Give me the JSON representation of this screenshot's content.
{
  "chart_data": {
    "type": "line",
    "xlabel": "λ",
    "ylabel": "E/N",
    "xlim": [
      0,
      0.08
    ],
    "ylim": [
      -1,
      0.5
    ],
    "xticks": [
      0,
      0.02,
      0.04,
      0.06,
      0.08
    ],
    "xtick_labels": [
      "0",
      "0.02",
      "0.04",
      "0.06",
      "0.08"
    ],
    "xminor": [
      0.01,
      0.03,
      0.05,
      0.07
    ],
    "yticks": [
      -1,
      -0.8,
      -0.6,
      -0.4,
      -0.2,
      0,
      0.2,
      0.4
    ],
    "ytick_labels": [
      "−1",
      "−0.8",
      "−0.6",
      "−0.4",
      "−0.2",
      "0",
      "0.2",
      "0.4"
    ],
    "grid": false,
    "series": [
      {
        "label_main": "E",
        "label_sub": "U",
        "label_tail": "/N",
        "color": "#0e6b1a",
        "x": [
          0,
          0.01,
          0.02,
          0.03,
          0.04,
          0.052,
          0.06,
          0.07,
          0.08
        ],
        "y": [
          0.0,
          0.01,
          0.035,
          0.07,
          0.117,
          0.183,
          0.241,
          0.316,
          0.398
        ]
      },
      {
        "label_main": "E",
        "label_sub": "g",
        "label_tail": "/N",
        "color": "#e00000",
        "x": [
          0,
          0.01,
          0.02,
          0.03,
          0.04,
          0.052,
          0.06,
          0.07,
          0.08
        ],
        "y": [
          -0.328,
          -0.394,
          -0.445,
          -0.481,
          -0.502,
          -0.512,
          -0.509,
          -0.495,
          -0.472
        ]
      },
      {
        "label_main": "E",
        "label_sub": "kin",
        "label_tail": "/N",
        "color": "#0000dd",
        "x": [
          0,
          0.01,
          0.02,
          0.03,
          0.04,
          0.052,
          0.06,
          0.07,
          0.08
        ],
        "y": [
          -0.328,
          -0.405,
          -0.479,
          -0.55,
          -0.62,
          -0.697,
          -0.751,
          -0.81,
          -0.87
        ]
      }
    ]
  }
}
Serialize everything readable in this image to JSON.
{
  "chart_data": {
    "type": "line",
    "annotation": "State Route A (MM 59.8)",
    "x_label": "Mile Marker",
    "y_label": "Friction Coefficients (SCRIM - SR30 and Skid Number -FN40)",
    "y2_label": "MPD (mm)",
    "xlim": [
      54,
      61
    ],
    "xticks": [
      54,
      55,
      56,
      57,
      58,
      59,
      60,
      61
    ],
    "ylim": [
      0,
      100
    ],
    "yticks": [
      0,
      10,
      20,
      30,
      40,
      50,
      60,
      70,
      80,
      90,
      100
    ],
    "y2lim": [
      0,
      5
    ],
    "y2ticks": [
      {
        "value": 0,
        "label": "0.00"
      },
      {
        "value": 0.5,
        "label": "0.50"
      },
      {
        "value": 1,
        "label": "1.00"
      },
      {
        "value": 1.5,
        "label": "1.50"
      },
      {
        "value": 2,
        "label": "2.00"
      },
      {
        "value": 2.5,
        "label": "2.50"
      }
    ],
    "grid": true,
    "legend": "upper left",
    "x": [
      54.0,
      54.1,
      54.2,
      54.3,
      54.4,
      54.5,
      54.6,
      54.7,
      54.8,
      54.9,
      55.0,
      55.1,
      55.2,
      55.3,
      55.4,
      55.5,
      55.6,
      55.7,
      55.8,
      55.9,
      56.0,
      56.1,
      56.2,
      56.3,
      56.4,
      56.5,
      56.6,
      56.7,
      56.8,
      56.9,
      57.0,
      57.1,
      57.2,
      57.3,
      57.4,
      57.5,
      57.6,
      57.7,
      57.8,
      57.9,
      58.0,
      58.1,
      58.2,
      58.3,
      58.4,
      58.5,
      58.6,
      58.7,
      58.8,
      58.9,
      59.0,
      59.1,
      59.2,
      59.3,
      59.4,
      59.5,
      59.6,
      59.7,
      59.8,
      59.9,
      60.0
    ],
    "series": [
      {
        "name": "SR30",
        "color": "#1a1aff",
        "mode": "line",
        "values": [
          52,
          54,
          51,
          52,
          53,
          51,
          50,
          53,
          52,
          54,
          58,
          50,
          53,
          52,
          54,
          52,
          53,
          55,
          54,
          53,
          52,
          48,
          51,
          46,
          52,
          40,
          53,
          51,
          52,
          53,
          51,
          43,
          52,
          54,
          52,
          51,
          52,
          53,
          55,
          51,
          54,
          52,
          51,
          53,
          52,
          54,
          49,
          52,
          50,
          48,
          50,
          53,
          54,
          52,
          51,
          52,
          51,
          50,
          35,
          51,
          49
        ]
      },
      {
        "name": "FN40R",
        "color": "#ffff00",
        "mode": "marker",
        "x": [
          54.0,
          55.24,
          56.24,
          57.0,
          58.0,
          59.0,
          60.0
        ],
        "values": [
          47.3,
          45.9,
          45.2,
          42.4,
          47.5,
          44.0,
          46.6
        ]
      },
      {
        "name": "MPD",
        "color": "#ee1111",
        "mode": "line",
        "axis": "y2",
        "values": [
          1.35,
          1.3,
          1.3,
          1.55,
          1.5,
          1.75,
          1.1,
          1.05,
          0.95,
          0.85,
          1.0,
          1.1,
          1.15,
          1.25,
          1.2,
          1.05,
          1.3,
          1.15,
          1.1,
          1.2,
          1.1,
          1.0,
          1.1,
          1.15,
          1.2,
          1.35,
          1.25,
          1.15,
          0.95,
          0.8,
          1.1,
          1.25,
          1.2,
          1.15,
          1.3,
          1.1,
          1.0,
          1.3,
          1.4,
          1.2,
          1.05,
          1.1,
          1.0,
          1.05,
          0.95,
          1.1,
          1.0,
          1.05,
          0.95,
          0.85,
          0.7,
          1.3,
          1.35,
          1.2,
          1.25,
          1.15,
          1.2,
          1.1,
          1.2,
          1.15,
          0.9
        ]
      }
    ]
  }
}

※

● **EXERCISE**
Restate each of the entries above verbatim.

● **WRITTEN SOLUTION**
Give me the JSON representation of this screenshot's content.
{
  "chart_data": {
    "type": "line",
    "xlabel": "λ",
    "ylabel": "E/N",
    "xlim": [
      0,
      0.08
    ],
    "ylim": [
      -1,
      0.5
    ],
    "xticks": [
      0,
      0.02,
      0.04,
      0.06,
      0.08
    ],
    "xtick_labels": [
      "0",
      "0.02",
      "0.04",
      "0.06",
      "0.08"
    ],
    "xminor": [
      0.01,
      0.03,
      0.05,
      0.07
    ],
    "yticks": [
      -1,
      -0.8,
      -0.6,
      -0.4,
      -0.2,
      0,
      0.2,
      0.4
    ],
    "ytick_labels": [
      "−1",
      "−0.8",
      "−0.6",
      "−0.4",
      "−0.2",
      "0",
      "0.2",
      "0.4"
    ],
    "grid": false,
    "series": [
      {
        "label_main": "E",
        "label_sub": "U",
        "label_tail": "/N",
        "color": "#0e6b1a",
        "x": [
          0,
          0.01,
          0.02,
          0.03,
          0.04,
          0.052,
          0.06,
          0.07,
          0.08
        ],
        "y": [
          0.0,
          0.01,
          0.035,
          0.07,
          0.117,
          0.183,
          0.241,
          0.316,
          0.398
        ]
      },
      {
        "label_main": "E",
        "label_sub": "g",
        "label_tail": "/N",
        "color": "#e00000",
        "x": [
          0,
          0.01,
          0.02,
          0.03,
          0.04,
          0.052,
          0.06,
          0.07,
          0.08
        ],
        "y": [
          -0.328,
          -0.394,
          -0.445,
          -0.481,
          -0.502,
          -0.512,
          -0.509,
          -0.495,
          -0.472
        ]
      },
      {
        "label_main": "E",
        "label_sub": "kin",
        "label_tail": "/N",
        "color": "#0000dd",
        "x": [
          0,
          0.01,
          0.02,
          0.03,
          0.04,
          0.052,
          0.06,
          0.07,
          0.08
        ],
        "y": [
          -0.328,
          -0.405,
          -0.479,
          -0.55,
          -0.62,
          -0.697,
          -0.751,
          -0.81,
          -0.87
        ]
      }
    ]
  }
}
Serialize everything readable in this image to JSON.
{
  "chart_data": {
    "type": "line",
    "annotation": "State Route A (MM 59.8)",
    "x_label": "Mile Marker",
    "y_label": "Friction Coefficients (SCRIM - SR30 and Skid Number -FN40)",
    "y2_label": "MPD (mm)",
    "xlim": [
      54,
      61
    ],
    "xticks": [
      54,
      55,
      56,
      57,
      58,
      59,
      60,
      61
    ],
    "ylim": [
      0,
      100
    ],
    "yticks": [
      0,
      10,
      20,
      30,
      40,
      50,
      60,
      70,
      80,
      90,
      100
    ],
    "y2lim": [
      0,
      5
    ],
    "y2ticks": [
      {
        "value": 0,
        "label": "0.00"
      },
      {
        "value": 0.5,
        "label": "0.50"
      },
      {
        "value": 1,
        "label": "1.00"
      },
      {
        "value": 1.5,
        "label": "1.50"
      },
      {
        "value": 2,
        "label": "2.00"
      },
      {
        "value": 2.5,
        "label": "2.50"
      }
    ],
    "grid": true,
    "legend": "upper left",
    "x": [
      54.0,
      54.1,
      54.2,
      54.3,
      54.4,
      54.5,
      54.6,
      54.7,
      54.8,
      54.9,
      55.0,
      55.1,
      55.2,
      55.3,
      55.4,
      55.5,
      55.6,
      55.7,
      55.8,
      55.9,
      56.0,
      56.1,
      56.2,
      56.3,
      56.4,
      56.5,
      56.6,
      56.7,
      56.8,
      56.9,
      57.0,
      57.1,
      57.2,
      57.3,
      57.4,
      57.5,
      57.6,
      57.7,
      57.8,
      57.9,
      58.0,
      58.1,
      58.2,
      58.3,
      58.4,
      58.5,
      58.6,
      58.7,
      58.8,
      58.9,
      59.0,
      59.1,
      59.2,
      59.3,
      59.4,
      59.5,
      59.6,
      59.7,
      59.8,
      59.9,
      60.0
    ],
    "series": [
      {
        "name": "SR30",
        "color": "#1a1aff",
        "mode": "line",
        "values": [
          52,
          54,
          51,
          52,
          53,
          51,
          50,
          53,
          52,
          54,
          58,
          50,
          53,
          52,
          54,
          52,
          53,
          55,
          54,
          53,
          52,
          48,
          51,
          46,
          52,
          40,
          53,
          51,
          52,
          53,
          51,
          43,
          52,
          54,
          52,
          51,
          52,
          53,
          55,
          51,
          54,
          52,
          51,
          53,
          52,
          54,
          49,
          52,
          50,
          48,
          50,
          53,
          54,
          52,
          51,
          52,
          51,
          50,
          35,
          51,
          49
        ]
      },
      {
        "name": "FN40R",
        "color": "#ffff00",
        "mode": "marker",
        "x": [
          54.0,
          55.24,
          56.24,
          57.0,
          58.0,
          59.0,
          60.0
        ],
        "values": [
          47.3,
          45.9,
          45.2,
          42.4,
          47.5,
          44.0,
          46.6
        ]
      },
      {
        "name": "MPD",
        "color": "#ee1111",
        "mode": "line",
        "axis": "y2",
        "values": [
          1.35,
          1.3,
          1.3,
          1.55,
          1.5,
          1.75,
          1.1,
          1.05,
          0.95,
          0.85,
          1.0,
          1.1,
          1.15,
          1.25,
          1.2,
          1.05,
          1.3,
          1.15,
          1.1,
          1.2,
          1.1,
          1.0,
          1.1,
          1.15,
          1.2,
          1.35,
          1.25,
          1.15,
          0.95,
          0.8,
          1.1,
          1.25,
          1.2,
          1.15,
          1.3,
          1.1,
          1.0,
          1.3,
          1.4,
          1.2,
          1.05,
          1.1,
          1.0,
          1.05,
          0.95,
          1.1,
          1.0,
          1.05,
          0.95,
          0.85,
          0.7,
          1.3,
          1.35,
          1.2,
          1.25,
          1.15,
          1.2,
          1.1,
          1.2,
          1.15,
          0.9
        ]
      }
    ]
  }
}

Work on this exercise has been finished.